[start]

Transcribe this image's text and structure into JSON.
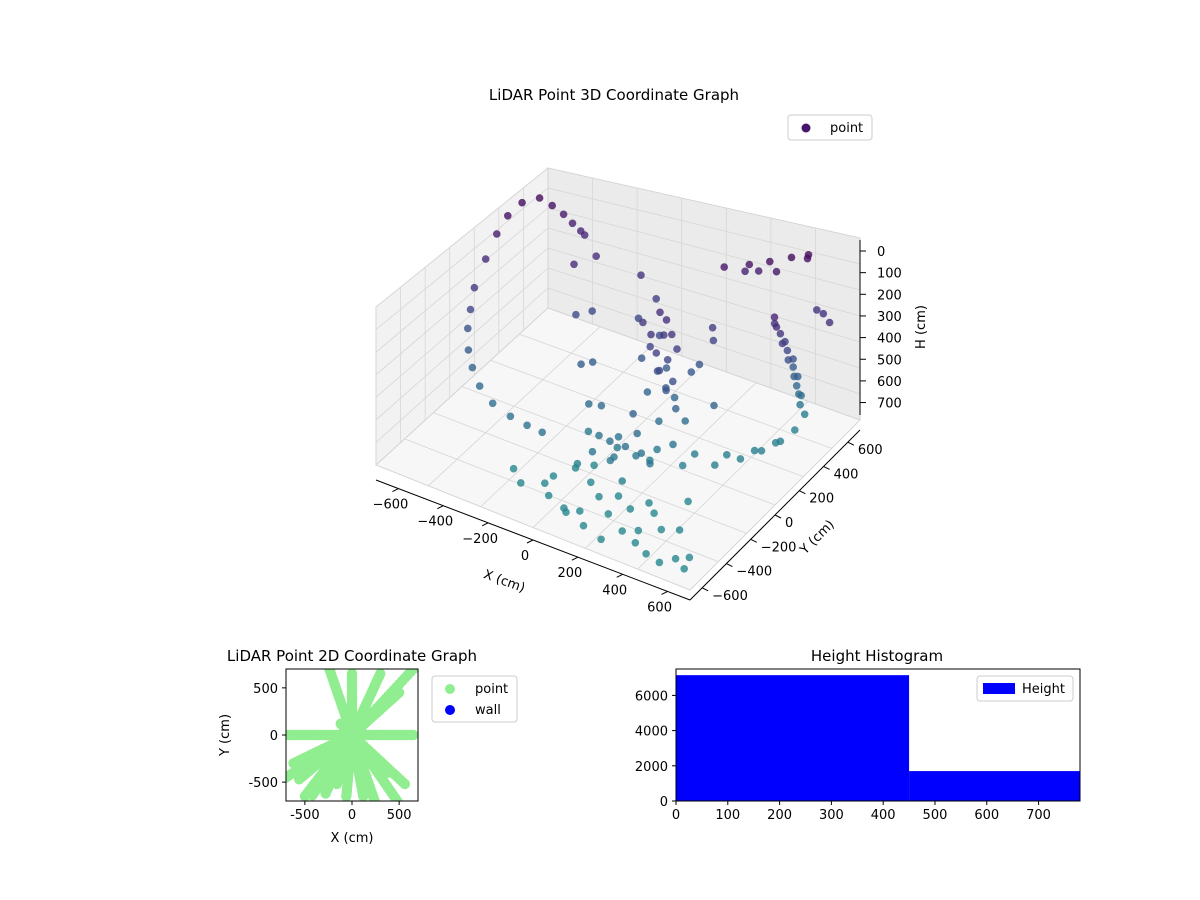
{
  "chart_data": [
    {
      "type": "scatter",
      "projection": "3d",
      "title": "LiDAR Point 3D Coordinate Graph",
      "xlabel": "X (cm)",
      "ylabel": "Y (cm)",
      "zlabel": "H (cm)",
      "xlim": [
        -700,
        700
      ],
      "ylim": [
        -700,
        700
      ],
      "zlim": [
        0,
        780
      ],
      "z_inverted": true,
      "xticks": [
        "−600",
        "−400",
        "−200",
        "0",
        "200",
        "400",
        "600"
      ],
      "yticks": [
        "−600",
        "−400",
        "−200",
        "0",
        "200",
        "400",
        "600"
      ],
      "zticks": [
        "0",
        "100",
        "200",
        "300",
        "400",
        "500",
        "600",
        "700"
      ],
      "grid": true,
      "legend": {
        "placement": "top-right",
        "entries": [
          {
            "label": "point",
            "color": "#46166b"
          }
        ]
      },
      "colormap": "viridis",
      "series": [
        {
          "name": "point",
          "points": [
            [
              -650,
              10,
              250
            ],
            [
              -640,
              -40,
              330
            ],
            [
              -630,
              -80,
              400
            ],
            [
              -600,
              -130,
              470
            ],
            [
              -560,
              -170,
              520
            ],
            [
              -500,
              -220,
              560
            ],
            [
              -420,
              -260,
              590
            ],
            [
              -330,
              -280,
              605
            ],
            [
              -250,
              -290,
              610
            ],
            [
              -180,
              -295,
              612
            ],
            [
              -660,
              120,
              170
            ],
            [
              -665,
              220,
              100
            ],
            [
              -660,
              300,
              50
            ],
            [
              -640,
              380,
              20
            ],
            [
              -600,
              450,
              20
            ],
            [
              -560,
              480,
              60
            ],
            [
              -520,
              500,
              100
            ],
            [
              -480,
              500,
              130
            ],
            [
              -440,
              495,
              150
            ],
            [
              -420,
              490,
              160
            ],
            [
              -380,
              330,
              200
            ],
            [
              -300,
              200,
              350
            ],
            [
              -200,
              60,
              480
            ],
            [
              -100,
              -60,
              570
            ],
            [
              0,
              -160,
              630
            ],
            [
              100,
              -220,
              660
            ],
            [
              -330,
              420,
              190
            ],
            [
              -260,
              260,
              350
            ],
            [
              -170,
              100,
              480
            ],
            [
              -60,
              -30,
              580
            ],
            [
              60,
              -110,
              640
            ],
            [
              160,
              -150,
              670
            ],
            [
              -140,
              440,
              220
            ],
            [
              -80,
              310,
              340
            ],
            [
              0,
              190,
              440
            ],
            [
              80,
              90,
              520
            ],
            [
              170,
              20,
              590
            ],
            [
              260,
              -30,
              640
            ],
            [
              -50,
              400,
              280
            ],
            [
              20,
              300,
              380
            ],
            [
              100,
              210,
              460
            ],
            [
              180,
              130,
              530
            ],
            [
              260,
              70,
              580
            ],
            [
              0,
              200,
              260
            ],
            [
              60,
              150,
              330
            ],
            [
              120,
              100,
              400
            ],
            [
              180,
              60,
              450
            ],
            [
              240,
              30,
              500
            ],
            [
              60,
              230,
              200
            ],
            [
              110,
              170,
              260
            ],
            [
              160,
              110,
              330
            ],
            [
              210,
              60,
              390
            ],
            [
              80,
              120,
              240
            ],
            [
              120,
              90,
              300
            ],
            [
              150,
              60,
              360
            ],
            [
              190,
              40,
              420
            ],
            [
              100,
              210,
              210
            ],
            [
              140,
              180,
              250
            ],
            [
              180,
              150,
              290
            ],
            [
              -80,
              -100,
              680
            ],
            [
              60,
              -120,
              690
            ],
            [
              200,
              -110,
              700
            ],
            [
              320,
              -60,
              705
            ],
            [
              420,
              20,
              708
            ],
            [
              480,
              120,
              712
            ],
            [
              520,
              220,
              715
            ],
            [
              550,
              320,
              715
            ],
            [
              560,
              420,
              715
            ],
            [
              200,
              -50,
              680
            ],
            [
              330,
              20,
              690
            ],
            [
              430,
              100,
              700
            ],
            [
              500,
              200,
              710
            ],
            [
              540,
              300,
              715
            ],
            [
              470,
              420,
              200
            ],
            [
              500,
              450,
              300
            ],
            [
              520,
              480,
              400
            ],
            [
              530,
              500,
              500
            ],
            [
              540,
              510,
              600
            ],
            [
              550,
              520,
              700
            ],
            [
              480,
              400,
              150
            ],
            [
              490,
              430,
              250
            ],
            [
              505,
              460,
              350
            ],
            [
              515,
              490,
              450
            ],
            [
              525,
              500,
              550
            ],
            [
              535,
              510,
              650
            ],
            [
              500,
              380,
              180
            ],
            [
              510,
              410,
              280
            ],
            [
              520,
              440,
              380
            ],
            [
              530,
              470,
              480
            ],
            [
              540,
              490,
              580
            ],
            [
              200,
              500,
              70
            ],
            [
              280,
              560,
              60
            ],
            [
              350,
              600,
              40
            ],
            [
              420,
              650,
              20
            ],
            [
              480,
              680,
              0
            ],
            [
              470,
              690,
              30
            ],
            [
              380,
              600,
              80
            ],
            [
              300,
              600,
              110
            ],
            [
              250,
              580,
              120
            ],
            [
              550,
              620,
              220
            ],
            [
              590,
              600,
              210
            ],
            [
              640,
              560,
              210
            ],
            [
              120,
              -100,
              500
            ],
            [
              160,
              -140,
              560
            ],
            [
              200,
              -180,
              620
            ],
            [
              140,
              -200,
              600
            ],
            [
              250,
              -200,
              640
            ],
            [
              60,
              -180,
              620
            ],
            [
              100,
              -250,
              660
            ],
            [
              180,
              -300,
              700
            ],
            [
              20,
              -250,
              650
            ],
            [
              -20,
              -300,
              700
            ],
            [
              230,
              350,
              280
            ],
            [
              250,
              320,
              320
            ],
            [
              220,
              260,
              420
            ],
            [
              200,
              230,
              450
            ],
            [
              340,
              160,
              520
            ],
            [
              0,
              -200,
              760
            ],
            [
              -50,
              -260,
              760
            ],
            [
              40,
              -300,
              770
            ],
            [
              120,
              -380,
              760
            ],
            [
              -100,
              -350,
              770
            ],
            [
              180,
              -330,
              760
            ],
            [
              260,
              -380,
              760
            ],
            [
              300,
              -300,
              760
            ],
            [
              350,
              -350,
              760
            ],
            [
              420,
              -200,
              760
            ],
            [
              -100,
              -420,
              765
            ],
            [
              -50,
              -480,
              770
            ],
            [
              40,
              -520,
              770
            ],
            [
              200,
              -450,
              770
            ],
            [
              300,
              -520,
              770
            ],
            [
              350,
              -480,
              770
            ],
            [
              420,
              -420,
              770
            ],
            [
              480,
              -380,
              770
            ],
            [
              100,
              -500,
              770
            ],
            [
              60,
              -540,
              770
            ],
            [
              380,
              -560,
              770
            ],
            [
              450,
              -600,
              770
            ],
            [
              520,
              -620,
              770
            ],
            [
              560,
              -560,
              770
            ],
            [
              600,
              -520,
              770
            ],
            [
              -250,
              -400,
              770
            ],
            [
              -180,
              -470,
              770
            ],
            [
              160,
              -580,
              770
            ],
            [
              260,
              -620,
              770
            ],
            [
              620,
              -600,
              770
            ]
          ]
        }
      ]
    },
    {
      "type": "scatter",
      "title": "LiDAR Point 2D Coordinate Graph",
      "xlabel": "X (cm)",
      "ylabel": "Y (cm)",
      "xlim": [
        -700,
        700
      ],
      "ylim": [
        -700,
        700
      ],
      "xticks": [
        -500,
        0,
        500
      ],
      "yticks": [
        -500,
        0,
        500
      ],
      "legend": {
        "placement": "outside-right",
        "entries": [
          {
            "label": "point",
            "color": "#90ee90"
          },
          {
            "label": "wall",
            "color": "#0000ff"
          }
        ]
      },
      "series": [
        {
          "name": "point",
          "color": "#90ee90",
          "points": [
            [
              -240,
              700
            ],
            [
              650,
              700
            ],
            [
              650,
              0
            ],
            [
              -700,
              0
            ],
            [
              -700,
              -450
            ],
            [
              -560,
              -470
            ],
            [
              -500,
              -650
            ],
            [
              -280,
              -620
            ],
            [
              -160,
              -520
            ],
            [
              -60,
              -650
            ],
            [
              120,
              -650
            ],
            [
              160,
              -560
            ],
            [
              240,
              -700
            ],
            [
              480,
              -700
            ],
            [
              380,
              -400
            ],
            [
              560,
              -520
            ],
            [
              100,
              50
            ],
            [
              -120,
              120
            ],
            [
              -300,
              -250
            ],
            [
              -620,
              -300
            ],
            [
              -420,
              -640
            ],
            [
              0,
              650
            ],
            [
              300,
              650
            ],
            [
              500,
              450
            ]
          ]
        },
        {
          "name": "wall",
          "color": "#0000ff",
          "points": []
        }
      ]
    },
    {
      "type": "bar",
      "title": "Height Histogram",
      "xlabel": "",
      "ylabel": "",
      "xlim": [
        0,
        780
      ],
      "ylim": [
        0,
        7500
      ],
      "xticks": [
        0,
        100,
        200,
        300,
        400,
        500,
        600,
        700
      ],
      "yticks": [
        0,
        2000,
        4000,
        6000
      ],
      "legend": {
        "placement": "top-right",
        "entries": [
          {
            "label": "Height",
            "color": "#0000ff"
          }
        ]
      },
      "bins": [
        {
          "start": 0,
          "end": 450,
          "value": 7150
        },
        {
          "start": 450,
          "end": 780,
          "value": 1700
        }
      ],
      "color": "#0000ff"
    }
  ]
}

[end]

Locate all lines in the listing above with the word "Graph". Copy them.

      "title": "LiDAR Point 3D Coordinate Graph",
      "title": "LiDAR Point 2D Coordinate Graph",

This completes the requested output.